* Exercise directions:
Copy out each line exactly as it appears.

Saved data entries
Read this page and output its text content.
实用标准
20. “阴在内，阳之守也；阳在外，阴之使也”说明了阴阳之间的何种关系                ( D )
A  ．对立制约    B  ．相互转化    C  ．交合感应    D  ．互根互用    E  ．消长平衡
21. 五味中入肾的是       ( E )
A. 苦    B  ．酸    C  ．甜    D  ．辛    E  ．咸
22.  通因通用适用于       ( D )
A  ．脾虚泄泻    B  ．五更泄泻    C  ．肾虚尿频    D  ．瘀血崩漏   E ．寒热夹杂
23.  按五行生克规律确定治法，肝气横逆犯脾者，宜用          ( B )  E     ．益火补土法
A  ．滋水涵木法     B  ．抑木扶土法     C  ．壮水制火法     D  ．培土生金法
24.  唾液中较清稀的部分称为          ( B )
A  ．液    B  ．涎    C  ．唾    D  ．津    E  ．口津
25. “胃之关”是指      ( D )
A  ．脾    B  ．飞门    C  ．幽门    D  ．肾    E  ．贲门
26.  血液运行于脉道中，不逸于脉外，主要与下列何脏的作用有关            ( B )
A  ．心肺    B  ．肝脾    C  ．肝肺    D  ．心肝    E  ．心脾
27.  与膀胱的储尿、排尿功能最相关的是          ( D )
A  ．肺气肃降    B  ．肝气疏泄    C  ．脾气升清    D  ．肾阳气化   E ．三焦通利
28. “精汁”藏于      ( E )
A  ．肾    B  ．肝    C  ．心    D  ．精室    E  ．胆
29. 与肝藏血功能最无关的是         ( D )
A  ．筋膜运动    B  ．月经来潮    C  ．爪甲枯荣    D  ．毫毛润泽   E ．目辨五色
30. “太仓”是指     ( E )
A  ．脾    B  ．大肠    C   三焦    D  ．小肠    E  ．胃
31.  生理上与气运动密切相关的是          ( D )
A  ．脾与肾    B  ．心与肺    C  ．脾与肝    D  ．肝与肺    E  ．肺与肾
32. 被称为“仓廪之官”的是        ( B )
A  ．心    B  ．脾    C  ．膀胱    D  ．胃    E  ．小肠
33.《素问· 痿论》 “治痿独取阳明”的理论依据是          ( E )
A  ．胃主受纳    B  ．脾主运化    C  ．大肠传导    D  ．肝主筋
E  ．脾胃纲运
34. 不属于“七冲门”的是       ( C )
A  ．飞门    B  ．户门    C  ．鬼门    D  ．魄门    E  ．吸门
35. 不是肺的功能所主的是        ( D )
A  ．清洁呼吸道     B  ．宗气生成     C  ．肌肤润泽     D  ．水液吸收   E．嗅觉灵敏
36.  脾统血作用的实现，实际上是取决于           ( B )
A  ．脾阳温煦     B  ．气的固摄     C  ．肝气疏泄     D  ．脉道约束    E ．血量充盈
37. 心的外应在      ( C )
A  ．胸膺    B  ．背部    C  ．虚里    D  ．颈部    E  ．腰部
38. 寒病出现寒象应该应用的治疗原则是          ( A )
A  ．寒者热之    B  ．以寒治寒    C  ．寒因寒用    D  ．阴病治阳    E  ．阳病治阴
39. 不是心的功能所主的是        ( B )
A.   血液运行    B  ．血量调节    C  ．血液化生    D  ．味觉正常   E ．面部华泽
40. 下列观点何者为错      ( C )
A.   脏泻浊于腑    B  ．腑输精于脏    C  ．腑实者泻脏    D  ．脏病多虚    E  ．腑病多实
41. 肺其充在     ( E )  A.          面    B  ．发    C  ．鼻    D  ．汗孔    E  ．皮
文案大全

* Response below:
Read this page and output its text content.
实用标准
20. “阴在内，阳之守也；阳在外，阴之使也”说明了阴阳之间的何种关系                ( D )
A  ．对立制约    B  ．相互转化    C  ．交合感应    D  ．互根互用    E  ．消长平衡
21. 五味中入肾的是       ( E )
A. 苦    B  ．酸    C  ．甜    D  ．辛    E  ．咸
22.  通因通用适用于       ( D )
A  ．脾虚泄泻    B  ．五更泄泻    C  ．肾虚尿频    D  ．瘀血崩漏   E ．寒热夹杂
23.  按五行生克规律确定治法，肝气横逆犯脾者，宜用          ( B )  E     ．益火补土法
A  ．滋水涵木法     B  ．抑木扶土法     C  ．壮水制火法     D  ．培土生金法
24.  唾液中较清稀的部分称为          ( B )
A  ．液    B  ．涎    C  ．唾    D  ．津    E  ．口津
25. “胃之关”是指      ( D )
A  ．脾    B  ．飞门    C  ．幽门    D  ．肾    E  ．贲门
26.  血液运行于脉道中，不逸于脉外，主要与下列何脏的作用有关            ( B )
A  ．心肺    B  ．肝脾    C  ．肝肺    D  ．心肝    E  ．心脾
27.  与膀胱的储尿、排尿功能最相关的是          ( D )
A  ．肺气肃降    B  ．肝气疏泄    C  ．脾气升清    D  ．肾阳气化   E ．三焦通利
28. “精汁”藏于      ( E )
A  ．肾    B  ．肝    C  ．心    D  ．精室    E  ．胆
29. 与肝藏血功能最无关的是         ( D )
A  ．筋膜运动    B  ．月经来潮    C  ．爪甲枯荣    D  ．毫毛润泽   E ．目辨五色
30. “太仓”是指     ( E )
A  ．脾    B  ．大肠    C   三焦    D  ．小肠    E  ．胃
31.  生理上与气运动密切相关的是          ( D )
A  ．脾与肾    B  ．心与肺    C  ．脾与肝    D  ．肝与肺    E  ．肺与肾
32. 被称为“仓廪之官”的是        ( B )
A  ．心    B  ．脾    C  ．膀胱    D  ．胃    E  ．小肠
33.《素问· 痿论》 “治痿独取阳明”的理论依据是          ( E )
A  ．胃主受纳    B  ．脾主运化    C  ．大肠传导    D  ．肝主筋
E  ．脾胃纲运
34. 不属于“七冲门”的是       ( C )
A  ．飞门    B  ．户门    C  ．鬼门    D  ．魄门    E  ．吸门
35. 不是肺的功能所主的是        ( D )
A  ．清洁呼吸道     B  ．宗气生成     C  ．肌肤润泽     D  ．水液吸收   E．嗅觉灵敏
36.  脾统血作用的实现，实际上是取决于           ( B )
A  ．脾阳温煦     B  ．气的固摄     C  ．肝气疏泄     D  ．脉道约束    E ．血量充盈
37. 心的外应在      ( C )
A  ．胸膺    B  ．背部    C  ．虚里    D  ．颈部    E  ．腰部
38. 寒病出现寒象应该应用的治疗原则是          ( A )
A  ．寒者热之    B  ．以寒治寒    C  ．寒因寒用    D  ．阴病治阳    E  ．阳病治阴
39. 不是心的功能所主的是        ( B )
A.   血液运行    B  ．血量调节    C  ．血液化生    D  ．味觉正常   E ．面部华泽
40. 下列观点何者为错      ( C )
A.   脏泻浊于腑    B  ．腑输精于脏    C  ．腑实者泻脏    D  ．脏病多虚    E  ．腑病多实
41. 肺其充在     ( E )  A.          面    B  ．发    C  ．鼻    D  ．汗孔    E  ．皮
文案大全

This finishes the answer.